* **Exercise aim**: Scan the entries below. List each line with "игрушку".

[Stored data entries]

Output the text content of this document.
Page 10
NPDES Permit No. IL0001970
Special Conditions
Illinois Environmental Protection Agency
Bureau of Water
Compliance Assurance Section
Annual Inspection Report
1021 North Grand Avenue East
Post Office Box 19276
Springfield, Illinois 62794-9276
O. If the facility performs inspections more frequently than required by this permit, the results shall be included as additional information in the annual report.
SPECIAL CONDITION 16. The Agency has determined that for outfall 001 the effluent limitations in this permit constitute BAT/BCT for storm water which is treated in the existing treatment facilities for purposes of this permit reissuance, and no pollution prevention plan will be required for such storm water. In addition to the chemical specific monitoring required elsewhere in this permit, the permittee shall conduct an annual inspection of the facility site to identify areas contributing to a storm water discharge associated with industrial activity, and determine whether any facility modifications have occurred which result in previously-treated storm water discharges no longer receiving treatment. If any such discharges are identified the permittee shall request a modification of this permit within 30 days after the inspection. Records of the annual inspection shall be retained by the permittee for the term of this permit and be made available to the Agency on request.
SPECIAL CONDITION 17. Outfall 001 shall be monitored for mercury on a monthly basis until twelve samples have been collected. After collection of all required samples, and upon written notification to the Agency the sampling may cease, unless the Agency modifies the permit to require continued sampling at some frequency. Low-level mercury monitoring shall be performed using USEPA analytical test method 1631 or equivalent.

...

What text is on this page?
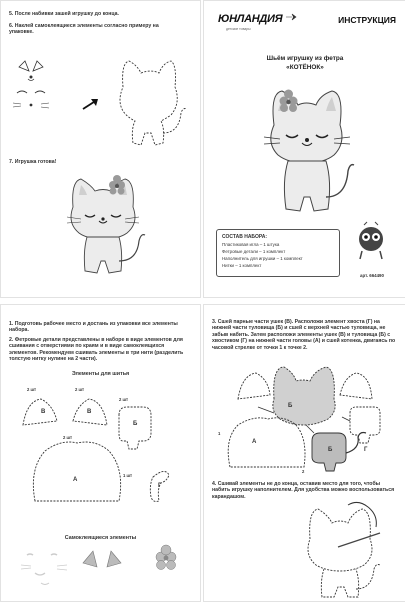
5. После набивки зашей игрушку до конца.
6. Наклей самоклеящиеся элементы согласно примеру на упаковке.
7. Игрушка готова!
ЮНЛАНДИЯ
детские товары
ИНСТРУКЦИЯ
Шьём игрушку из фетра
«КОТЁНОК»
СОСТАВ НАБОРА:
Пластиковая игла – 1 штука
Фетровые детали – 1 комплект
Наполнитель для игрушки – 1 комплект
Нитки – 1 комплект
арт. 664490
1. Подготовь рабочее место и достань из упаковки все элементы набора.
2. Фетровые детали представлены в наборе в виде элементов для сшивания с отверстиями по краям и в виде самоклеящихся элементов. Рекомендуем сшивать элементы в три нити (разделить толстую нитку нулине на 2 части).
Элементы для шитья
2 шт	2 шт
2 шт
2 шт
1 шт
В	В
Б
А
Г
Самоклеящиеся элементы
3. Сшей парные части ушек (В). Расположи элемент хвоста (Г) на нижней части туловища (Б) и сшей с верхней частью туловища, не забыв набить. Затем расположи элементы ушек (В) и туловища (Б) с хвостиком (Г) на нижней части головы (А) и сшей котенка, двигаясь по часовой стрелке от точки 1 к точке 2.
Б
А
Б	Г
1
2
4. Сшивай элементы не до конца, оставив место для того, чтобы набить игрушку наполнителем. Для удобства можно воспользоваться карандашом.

* **Completed task**:
5. После набивки зашей игрушку до конца.
Шьём игрушку из фетра
4. Сшивай элементы не до конца, оставив место для того, чтобы набить игрушку наполнителем. Для удобства можно воспользоваться карандашом.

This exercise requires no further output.